(EXERCISE AIM)
Return each line of the records with nothing changed, pictures excepted.
Start of INPUT
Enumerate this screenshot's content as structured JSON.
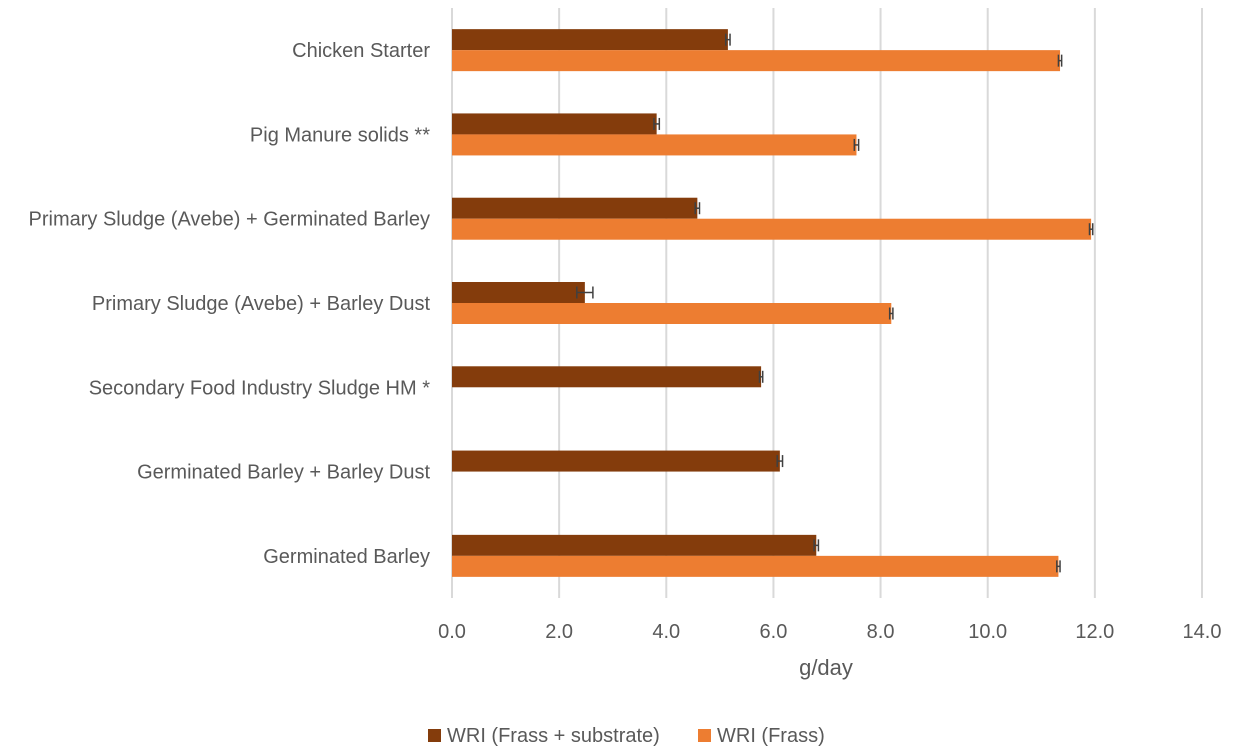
{
  "chart_data": {
    "type": "bar",
    "orientation": "horizontal",
    "title": "",
    "xlabel": "g/day",
    "ylabel": "",
    "xlim": [
      0,
      14
    ],
    "xticks": [
      "0.0",
      "2.0",
      "4.0",
      "6.0",
      "8.0",
      "10.0",
      "12.0",
      "14.0"
    ],
    "grid": true,
    "legend_position": "bottom",
    "categories": [
      "Chicken Starter",
      "Pig Manure solids **",
      "Primary Sludge (Avebe) + Germinated Barley",
      "Primary Sludge (Avebe) + Barley Dust",
      "Secondary Food Industry Sludge HM *",
      "Germinated Barley + Barley Dust",
      "Germinated Barley"
    ],
    "series": [
      {
        "name": "WRI (Frass + substrate)",
        "color": "#843C0C",
        "values": [
          5.15,
          3.82,
          4.58,
          2.48,
          5.77,
          6.12,
          6.8
        ],
        "errors": [
          0.04,
          0.05,
          0.04,
          0.15,
          0.03,
          0.05,
          0.04
        ]
      },
      {
        "name": "WRI (Frass)",
        "color": "#ED7D31",
        "values": [
          11.35,
          7.55,
          11.93,
          8.2,
          null,
          null,
          11.32
        ],
        "errors": [
          0.03,
          0.04,
          0.03,
          0.03,
          null,
          null,
          0.03
        ]
      }
    ]
  }
}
End of INPUT
(COMPLETE OUTPUT)
Enumerate this screenshot's content as structured JSON.
{
  "chart_data": {
    "type": "bar",
    "orientation": "horizontal",
    "title": "",
    "xlabel": "g/day",
    "ylabel": "",
    "xlim": [
      0,
      14
    ],
    "xticks": [
      "0.0",
      "2.0",
      "4.0",
      "6.0",
      "8.0",
      "10.0",
      "12.0",
      "14.0"
    ],
    "grid": true,
    "legend_position": "bottom",
    "categories": [
      "Chicken Starter",
      "Pig Manure solids **",
      "Primary Sludge (Avebe) + Germinated Barley",
      "Primary Sludge (Avebe) + Barley Dust",
      "Secondary Food Industry Sludge HM *",
      "Germinated Barley + Barley Dust",
      "Germinated Barley"
    ],
    "series": [
      {
        "name": "WRI (Frass + substrate)",
        "color": "#843C0C",
        "values": [
          5.15,
          3.82,
          4.58,
          2.48,
          5.77,
          6.12,
          6.8
        ],
        "errors": [
          0.04,
          0.05,
          0.04,
          0.15,
          0.03,
          0.05,
          0.04
        ]
      },
      {
        "name": "WRI (Frass)",
        "color": "#ED7D31",
        "values": [
          11.35,
          7.55,
          11.93,
          8.2,
          null,
          null,
          11.32
        ],
        "errors": [
          0.03,
          0.04,
          0.03,
          0.03,
          null,
          null,
          0.03
        ]
      }
    ]
  }
}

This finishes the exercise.